**GIVEN PROBLEM**
Without the pictures, set down every line of the data exactly.

+++++

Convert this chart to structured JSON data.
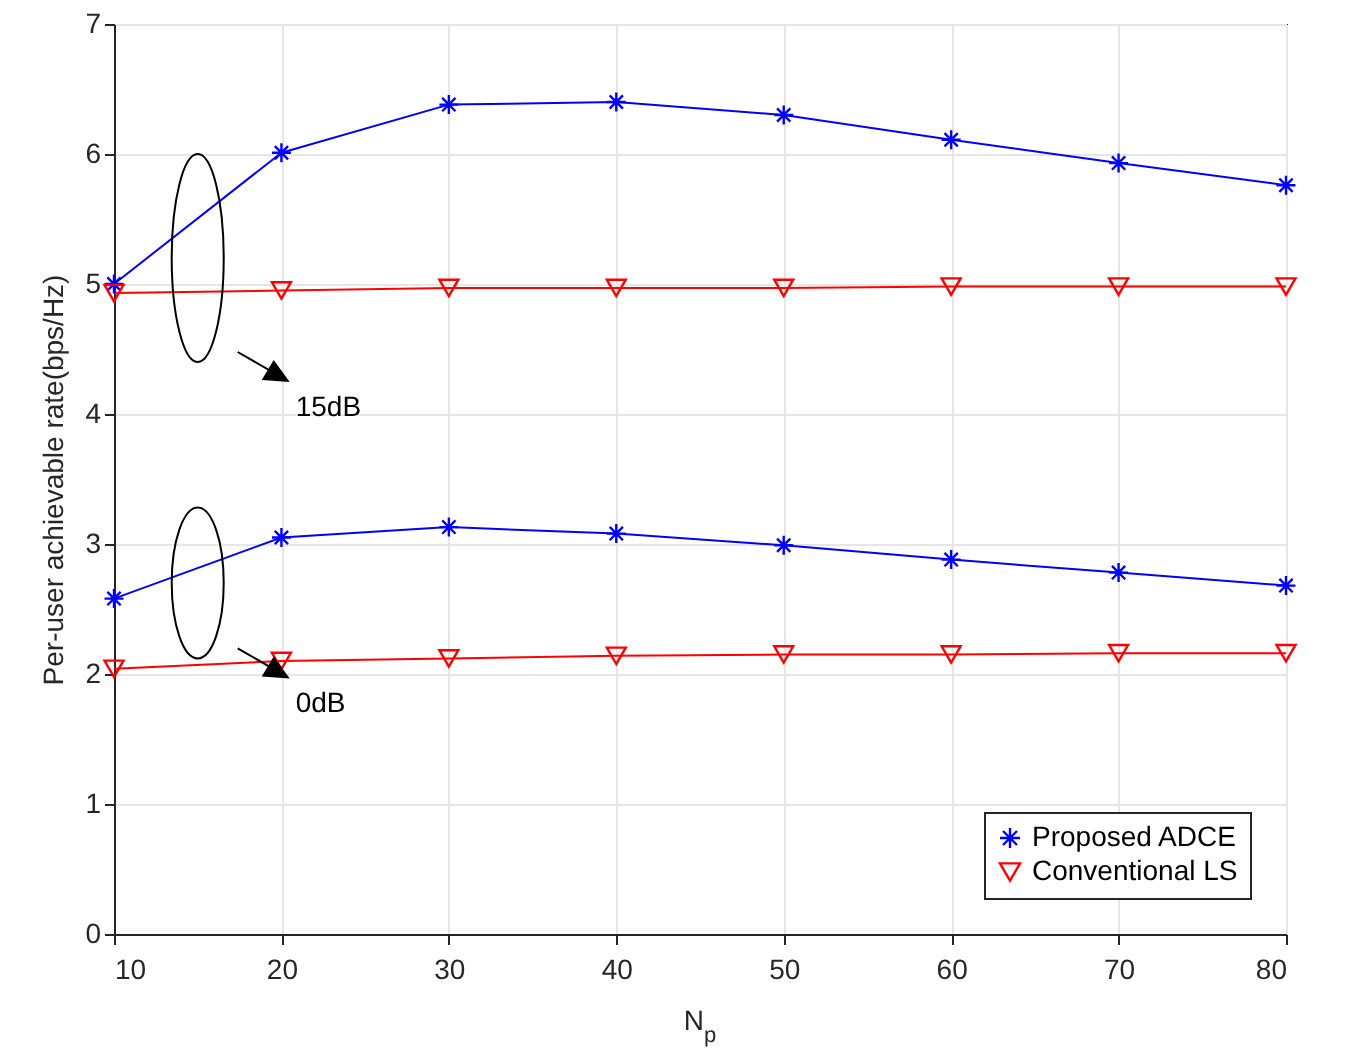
{
  "chart_data": {
    "type": "line",
    "xlabel": "N$_{p}$",
    "ylabel": "Per-user achievable rate(bps/Hz)",
    "x": [
      10,
      20,
      30,
      40,
      50,
      60,
      70,
      80
    ],
    "series": [
      {
        "name": "Proposed ADCE",
        "color": "#0000ff",
        "marker": "cross",
        "values": [
          5.0,
          6.01,
          6.38,
          6.4,
          6.3,
          6.11,
          5.93,
          5.76
        ]
      },
      {
        "name": "Conventional LS",
        "color": "#ff0000",
        "marker": "triangle",
        "values": [
          4.93,
          4.95,
          4.97,
          4.97,
          4.97,
          4.98,
          4.98,
          4.98
        ]
      },
      {
        "color": "#0000ff",
        "marker": "cross",
        "values": [
          2.58,
          3.05,
          3.13,
          3.08,
          2.99,
          2.88,
          2.78,
          2.68
        ]
      },
      {
        "color": "#ff0000",
        "marker": "triangle",
        "values": [
          2.04,
          2.1,
          2.12,
          2.14,
          2.15,
          2.15,
          2.16,
          2.16
        ]
      }
    ],
    "annotations": [
      "15dB",
      "0dB"
    ],
    "xlim": [
      10,
      80
    ],
    "xticks": [
      10,
      20,
      30,
      40,
      50,
      60,
      70,
      80
    ],
    "ylim": [
      0,
      7
    ],
    "yticks": [
      0,
      1,
      2,
      3,
      4,
      5,
      6,
      7
    ],
    "grid": true,
    "legend": "bottom right",
    "line_style": "solid"
  }
}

+++++

**ANSWER TO THE EXERCISE**
Convert this chart to structured JSON data.
{
  "chart_data": {
    "type": "line",
    "xlabel": "N$_{p}$",
    "ylabel": "Per-user achievable rate(bps/Hz)",
    "x": [
      10,
      20,
      30,
      40,
      50,
      60,
      70,
      80
    ],
    "series": [
      {
        "name": "Proposed ADCE",
        "color": "#0000ff",
        "marker": "cross",
        "values": [
          5.0,
          6.01,
          6.38,
          6.4,
          6.3,
          6.11,
          5.93,
          5.76
        ]
      },
      {
        "name": "Conventional LS",
        "color": "#ff0000",
        "marker": "triangle",
        "values": [
          4.93,
          4.95,
          4.97,
          4.97,
          4.97,
          4.98,
          4.98,
          4.98
        ]
      },
      {
        "color": "#0000ff",
        "marker": "cross",
        "values": [
          2.58,
          3.05,
          3.13,
          3.08,
          2.99,
          2.88,
          2.78,
          2.68
        ]
      },
      {
        "color": "#ff0000",
        "marker": "triangle",
        "values": [
          2.04,
          2.1,
          2.12,
          2.14,
          2.15,
          2.15,
          2.16,
          2.16
        ]
      }
    ],
    "annotations": [
      "15dB",
      "0dB"
    ],
    "xlim": [
      10,
      80
    ],
    "xticks": [
      10,
      20,
      30,
      40,
      50,
      60,
      70,
      80
    ],
    "ylim": [
      0,
      7
    ],
    "yticks": [
      0,
      1,
      2,
      3,
      4,
      5,
      6,
      7
    ],
    "grid": true,
    "legend": "bottom right",
    "line_style": "solid"
  }
}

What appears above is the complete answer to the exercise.